* **Input records**:
-- Begin --

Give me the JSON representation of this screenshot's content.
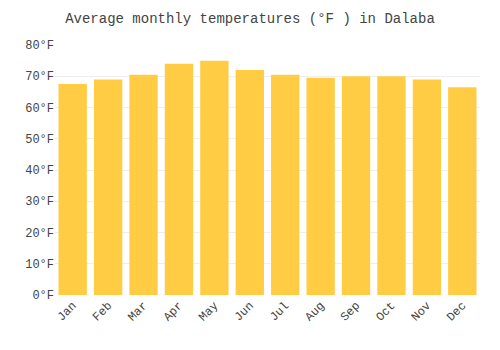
{
  "chart_data": {
    "type": "bar",
    "title": "Average monthly temperatures (°F ) in Dalaba",
    "categories": [
      "Jan",
      "Feb",
      "Mar",
      "Apr",
      "May",
      "Jun",
      "Jul",
      "Aug",
      "Sep",
      "Oct",
      "Nov",
      "Dec"
    ],
    "values": [
      67.5,
      69.0,
      70.5,
      74.0,
      75.0,
      72.0,
      70.5,
      69.5,
      70.0,
      70.0,
      69.0,
      66.5
    ],
    "color": "#FFCC44",
    "ylim": [
      0,
      80
    ],
    "yticks": [
      {
        "value": 0,
        "label": "0°F"
      },
      {
        "value": 10,
        "label": "10°F"
      },
      {
        "value": 20,
        "label": "20°F"
      },
      {
        "value": 30,
        "label": "30°F"
      },
      {
        "value": 40,
        "label": "40°F"
      },
      {
        "value": 50,
        "label": "50°F"
      },
      {
        "value": 60,
        "label": "60°F"
      },
      {
        "value": 70,
        "label": "70°F"
      },
      {
        "value": 80,
        "label": "80°F"
      }
    ],
    "grid": true
  }
}
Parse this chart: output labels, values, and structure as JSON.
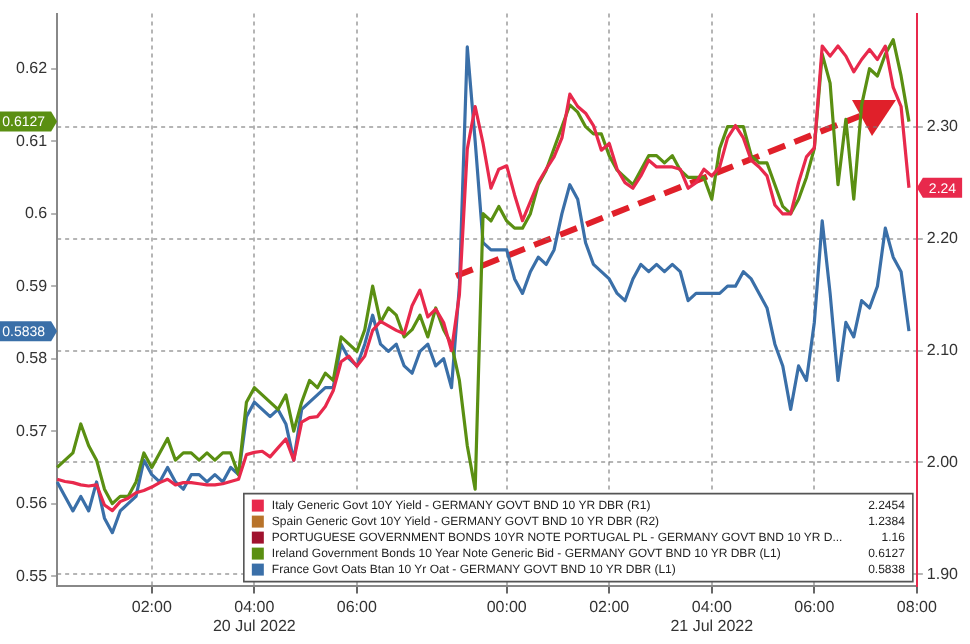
{
  "chart_data": {
    "type": "line",
    "categories": [
      null,
      null,
      null,
      null,
      null,
      null,
      null,
      null,
      null,
      null,
      null,
      null,
      "02:00",
      null,
      null,
      null,
      null,
      null,
      null,
      null,
      null,
      null,
      null,
      null,
      null,
      "04:00\n20 Jul 2022",
      null,
      null,
      null,
      null,
      null,
      null,
      null,
      null,
      null,
      null,
      null,
      null,
      "06:00",
      null,
      null,
      null,
      null,
      null,
      null,
      null,
      null,
      null,
      null,
      null,
      null,
      null,
      null,
      null,
      null,
      null,
      null,
      "00:00",
      null,
      null,
      null,
      null,
      null,
      null,
      null,
      null,
      null,
      null,
      null,
      null,
      "02:00",
      null,
      null,
      null,
      null,
      null,
      null,
      null,
      null,
      null,
      null,
      null,
      null,
      "04:00\n21 Jul 2022",
      null,
      null,
      null,
      null,
      null,
      null,
      null,
      null,
      null,
      null,
      null,
      null,
      "06:00",
      null,
      null,
      null,
      null,
      null,
      null,
      null,
      null,
      null,
      null,
      null,
      null,
      "08:00"
    ],
    "series": [
      {
        "name": "Italy Generic Govt 10Y Yield - GERMANY GOVT BND 10 YR DBR (R1)",
        "color": "#e8294c",
        "axis": "y2",
        "values": [
          1.985,
          1.983,
          1.982,
          1.98,
          1.979,
          1.98,
          1.962,
          1.957,
          1.965,
          1.968,
          1.973,
          1.975,
          1.978,
          1.982,
          1.985,
          1.98,
          1.982,
          1.982,
          1.981,
          1.98,
          1.98,
          1.981,
          1.983,
          1.985,
          2.007,
          2.009,
          2.01,
          2.005,
          2.013,
          2.021,
          2.002,
          2.036,
          2.04,
          2.041,
          2.05,
          2.064,
          2.09,
          2.095,
          2.086,
          2.095,
          2.118,
          2.126,
          2.122,
          2.118,
          2.115,
          2.14,
          2.154,
          2.13,
          2.137,
          2.125,
          2.1,
          2.15,
          2.28,
          2.318,
          2.285,
          2.245,
          2.262,
          2.265,
          2.239,
          2.216,
          2.233,
          2.25,
          2.262,
          2.273,
          2.29,
          2.329,
          2.318,
          2.312,
          2.301,
          2.279,
          2.285,
          2.262,
          2.25,
          2.245,
          2.256,
          2.27,
          2.264,
          2.264,
          2.264,
          2.262,
          2.245,
          2.25,
          2.262,
          2.256,
          2.264,
          2.29,
          2.301,
          2.29,
          2.27,
          2.264,
          2.256,
          2.23,
          2.222,
          2.222,
          2.25,
          2.273,
          2.281,
          2.372,
          2.363,
          2.372,
          2.363,
          2.349,
          2.36,
          2.369,
          2.36,
          2.372,
          2.335,
          2.318,
          2.2454,
          null
        ]
      },
      {
        "name": "Spain Generic Govt 10Y Yield - GERMANY GOVT BND 10 YR DBR (R2)",
        "color": "#b8732a",
        "axis": "y2",
        "values": [
          null,
          null,
          null,
          null,
          null,
          null,
          null,
          null,
          null,
          null,
          null,
          null,
          null,
          null,
          null,
          null,
          null,
          null,
          null,
          null,
          null,
          null,
          null,
          null,
          null,
          null,
          null,
          null,
          null,
          null,
          null,
          null,
          null,
          null,
          null,
          null,
          null,
          null,
          null,
          null,
          null,
          null,
          null,
          null,
          null,
          null,
          null,
          null,
          null,
          null,
          null,
          null,
          null,
          null,
          null,
          null,
          null,
          null,
          null,
          null,
          null,
          null,
          null,
          null,
          null,
          null,
          null,
          null,
          null,
          null,
          null,
          null,
          null,
          null,
          null,
          null,
          null,
          null,
          null,
          null,
          null,
          null,
          null,
          null,
          null,
          null,
          null,
          null,
          null,
          null,
          null,
          null,
          null,
          null,
          null,
          null,
          null,
          null,
          null,
          null,
          null,
          null,
          null,
          null,
          null,
          null,
          null,
          null,
          null,
          null
        ]
      },
      {
        "name": "PORTUGUESE GOVERNMENT BONDS 10YR NOTE PORTUGAL PL - GERMANY GOVT BND 10 YR D...",
        "color": "#a0122e",
        "values": [
          null,
          null,
          null,
          null,
          null,
          null,
          null,
          null,
          null,
          null,
          null,
          null,
          null,
          null,
          null,
          null,
          null,
          null,
          null,
          null,
          null,
          null,
          null,
          null,
          null,
          null,
          null,
          null,
          null,
          null,
          null,
          null,
          null,
          null,
          null,
          null,
          null,
          null,
          null,
          null,
          null,
          null,
          null,
          null,
          null,
          null,
          null,
          null,
          null,
          null,
          null,
          null,
          null,
          null,
          null,
          null,
          null,
          null,
          null,
          null,
          null,
          null,
          null,
          null,
          null,
          null,
          null,
          null,
          null,
          null,
          null,
          null,
          null,
          null,
          null,
          null,
          null,
          null,
          null,
          null,
          null,
          null,
          null,
          null,
          null,
          null,
          null,
          null,
          null,
          null,
          null,
          null,
          null,
          null,
          null,
          null,
          null,
          null,
          null,
          null,
          null,
          null,
          null,
          null,
          null,
          null,
          null,
          null,
          null,
          null
        ]
      },
      {
        "name": "Ireland Government Bonds 10 Year Note Generic Bid - GERMANY GOVT BND 10 YR DBR (L1)",
        "color": "#5a8f12",
        "values": [
          0.565,
          0.566,
          0.567,
          0.571,
          0.568,
          0.566,
          0.562,
          0.56,
          0.561,
          0.561,
          0.563,
          0.567,
          0.565,
          0.567,
          0.569,
          0.566,
          0.567,
          0.567,
          0.566,
          0.567,
          0.566,
          0.567,
          0.567,
          0.564,
          0.574,
          0.576,
          0.575,
          0.574,
          0.573,
          0.575,
          0.57,
          0.574,
          0.577,
          0.576,
          0.578,
          0.577,
          0.583,
          0.582,
          0.581,
          0.584,
          0.59,
          0.585,
          0.587,
          0.586,
          0.583,
          0.584,
          0.586,
          0.583,
          0.587,
          0.584,
          0.582,
          0.577,
          0.568,
          0.562,
          0.6,
          0.599,
          0.601,
          0.599,
          0.598,
          0.598,
          0.6,
          0.604,
          0.606,
          0.609,
          0.612,
          0.615,
          0.614,
          0.612,
          0.611,
          0.611,
          0.608,
          0.606,
          0.605,
          0.604,
          0.606,
          0.608,
          0.608,
          0.607,
          0.608,
          0.606,
          0.605,
          0.605,
          0.605,
          0.602,
          0.609,
          0.612,
          0.612,
          0.612,
          0.608,
          0.607,
          0.607,
          0.604,
          0.601,
          0.6,
          0.602,
          0.605,
          0.609,
          0.622,
          0.618,
          0.604,
          0.613,
          0.602,
          0.615,
          0.62,
          0.619,
          0.622,
          0.624,
          0.619,
          0.6127,
          null
        ]
      },
      {
        "name": "France Govt Oats Btan 10 Yr Oat - GERMANY GOVT BND 10 YR DBR (L1)",
        "color": "#3a6fa8",
        "values": [
          0.563,
          0.561,
          0.559,
          0.561,
          0.559,
          0.563,
          0.558,
          0.556,
          0.559,
          0.56,
          0.561,
          0.566,
          0.564,
          0.563,
          0.565,
          0.563,
          0.562,
          0.564,
          0.564,
          0.563,
          0.564,
          0.563,
          0.565,
          0.564,
          0.572,
          0.574,
          0.573,
          0.572,
          0.573,
          0.571,
          0.566,
          0.573,
          0.574,
          0.575,
          0.576,
          0.576,
          0.582,
          0.58,
          0.579,
          0.582,
          0.586,
          0.582,
          0.581,
          0.582,
          0.579,
          0.578,
          0.581,
          0.582,
          0.579,
          0.58,
          0.576,
          0.59,
          0.623,
          0.61,
          0.596,
          0.595,
          0.595,
          0.595,
          0.591,
          0.589,
          0.592,
          0.594,
          0.593,
          0.595,
          0.6,
          0.604,
          0.602,
          0.596,
          0.593,
          0.592,
          0.591,
          0.589,
          0.588,
          0.591,
          0.593,
          0.592,
          0.593,
          0.592,
          0.593,
          0.592,
          0.588,
          0.589,
          0.589,
          0.589,
          0.589,
          0.59,
          0.59,
          0.592,
          0.591,
          0.589,
          0.587,
          0.582,
          0.579,
          0.573,
          0.579,
          0.577,
          0.585,
          0.599,
          0.589,
          0.577,
          0.585,
          0.583,
          0.588,
          0.587,
          0.59,
          0.598,
          0.594,
          0.592,
          0.5838,
          null
        ]
      }
    ],
    "ylim": [
      0.5487,
      0.6276
    ],
    "yticks": [
      0.55,
      0.56,
      0.57,
      0.58,
      0.59,
      0.6,
      0.61,
      0.62
    ],
    "y2lim": [
      1.89,
      2.401
    ],
    "y2ticks": [
      {
        "value": 1.9,
        "label": "1.90"
      },
      {
        "value": 2,
        "label": "2.00"
      },
      {
        "value": 2.1,
        "label": "2.10"
      },
      {
        "value": 2.2,
        "label": "2.20"
      },
      {
        "value": 2.3,
        "label": "2.30"
      }
    ],
    "annotations": [
      "2.2454",
      "1.2384",
      "1.16",
      "0.6127",
      "0.5838",
      {
        "text": "0.6127",
        "y": 0.6127
      },
      {
        "text": "0.5838",
        "y": 0.5838
      },
      "2.24"
    ],
    "grid": true,
    "legend": "bottom right",
    "marker": "none"
  }
}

-- End --

* **Goal of the exercise**:
Out of the material above, gather each line where "Yield" appears.

* **Response to this exercise**:
        "name": "Italy Generic Govt 10Y Yield - GERMANY GOVT BND 10 YR DBR (R1)",
        "name": "Spain Generic Govt 10Y Yield - GERMANY GOVT BND 10 YR DBR (R2)",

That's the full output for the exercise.